What to produce >> Return each line of the listing that contains the string "ГЛАВА".

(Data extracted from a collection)
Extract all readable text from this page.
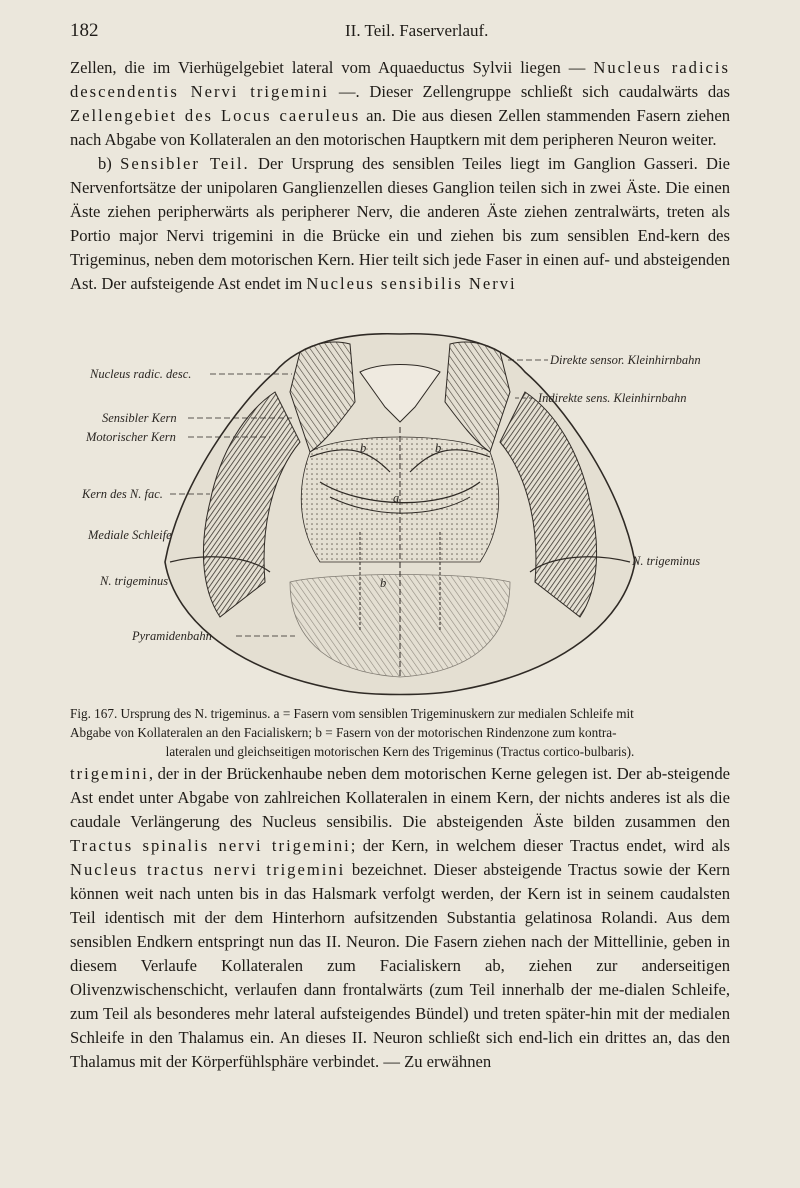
182	II. Teil. Faserverlauf.

Zellen, die im Vierhügelgebiet lateral vom Aquaeductus Sylvii liegen — Nucleus radicis descendentis Nervi trigemini —. Dieser Zellengruppe schließt sich caudalwärts das Zellengebiet des Locus caeruleus an. Die aus diesen Zellen stammenden Fasern ziehen nach Abgabe von Kollateralen an den motorischen Hauptkern mit dem peripheren Neuron weiter.

b) Sensibler Teil. Der Ursprung des sensiblen Teiles liegt im Ganglion Gasseri. Die Nervenfortsätze der unipolaren Ganglienzellen dieses Ganglion teilen sich in zwei Äste. Die einen Äste ziehen peripherwärts als peripherer Nerv, die anderen Äste ziehen zentralwärts, treten als Portio major Nervi trigemini in die Brücke ein und ziehen bis zum sensiblen End-kern des Trigeminus, neben dem motorischen Kern. Hier teilt sich jede Faser in einen auf- und absteigenden Ast. Der aufsteigende Ast endet im Nucleus sensibilis Nervi

b	b
a
b
Nucleus radic. desc.
Sensibler Kern
Motorischer Kern
Kern des N. fac.
Mediale Schleife
N. trigeminus
Pyramidenbahn
Direkte sensor. Kleinhirnbahn
Indirekte sens. Kleinhirnbahn
N. trigeminus

Fig. 167. Ursprung des N. trigeminus. a = Fasern vom sensiblen Trigeminuskern zur medialen Schleife mit

Abgabe von Kollateralen an den Facialiskern; b = Fasern von der motorischen Rindenzone zum kontra-

lateralen und gleichseitigen motorischen Kern des Trigeminus (Tractus cortico-bulbaris).

trigemini, der in der Brückenhaube neben dem motorischen Kerne gelegen ist. Der ab-steigende Ast endet unter Abgabe von zahlreichen Kollateralen in einem Kern, der nichts anderes ist als die caudale Verlängerung des Nucleus sensibilis. Die absteigenden Äste bilden zusammen den Tractus spinalis nervi trigemini; der Kern, in welchem dieser Tractus endet, wird als Nucleus tractus nervi trigemini bezeichnet. Dieser absteigende Tractus sowie der Kern können weit nach unten bis in das Halsmark verfolgt werden, der Kern ist in seinem caudalsten Teil identisch mit der dem Hinterhorn aufsitzenden Substantia gelatinosa Rolandi. Aus dem sensiblen Endkern entspringt nun das II. Neuron. Die Fasern ziehen nach der Mittellinie, geben in diesem Verlaufe Kollateralen zum Facialiskern ab, ziehen zur anderseitigen Olivenzwischenschicht, verlaufen dann frontalwärts (zum Teil innerhalb der me-dialen Schleife, zum Teil als besonderes mehr lateral aufsteigendes Bündel) und treten später-hin mit der medialen Schleife in den Thalamus ein. An dieses II. Neuron schließt sich end-lich ein drittes an, das den Thalamus mit der Körperfühlsphäre verbindet. — Zu erwähnen
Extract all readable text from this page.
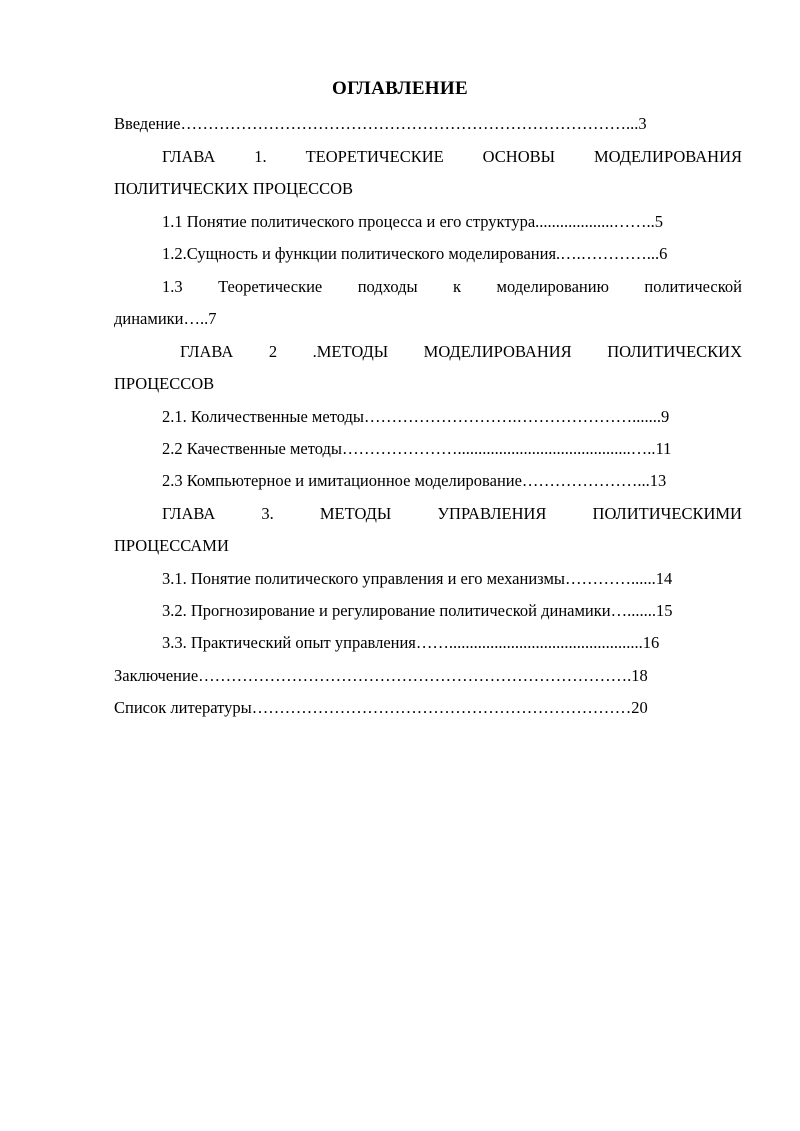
ОГЛАВЛЕНИЕ
Введение………………………………………………………………………...3
ГЛАВА 1. ТЕОРЕТИЧЕСКИЕ ОСНОВЫ МОДЕЛИРОВАНИЯ
ПОЛИТИЧЕСКИХ ПРОЦЕССОВ
1.1 Понятие политического процесса и его структура...................……..5
1.2.Сущность и функции политического моделирования.….…………...6
1.3 Теоретические подходы к моделированию политической
динамики…..7
ГЛАВА 2 .МЕТОДЫ МОДЕЛИРОВАНИЯ ПОЛИТИЧЕСКИХ
ПРОЦЕССОВ
2.1. Количественные методы……………………….………………….......9
2.2 Качественные методы…………………..........................................…..11
2.3 Компьютерное и имитационное моделирование…………………...13
ГЛАВА	3.	МЕТОДЫ	УПРАВЛЕНИЯ	ПОЛИТИЧЕСКИМИ
ПРОЦЕССАМИ
3.1. Понятие политического управления и его механизмы…………......14
3.2. Прогнозирование и регулирование политической динамики….......15
3.3. Практический опыт управления……...............................................16
Заключение…………………………………………………………………….18
Список литературы……………………………………………………………20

Answer to the problem >>
ГЛАВА 1. ТЕОРЕТИЧЕСКИЕ ОСНОВЫ МОДЕЛИРОВАНИЯ
ГЛАВА 2 .МЕТОДЫ МОДЕЛИРОВАНИЯ ПОЛИТИЧЕСКИХ
ГЛАВА	3.	МЕТОДЫ	УПРАВЛЕНИЯ	ПОЛИТИЧЕСКИМИ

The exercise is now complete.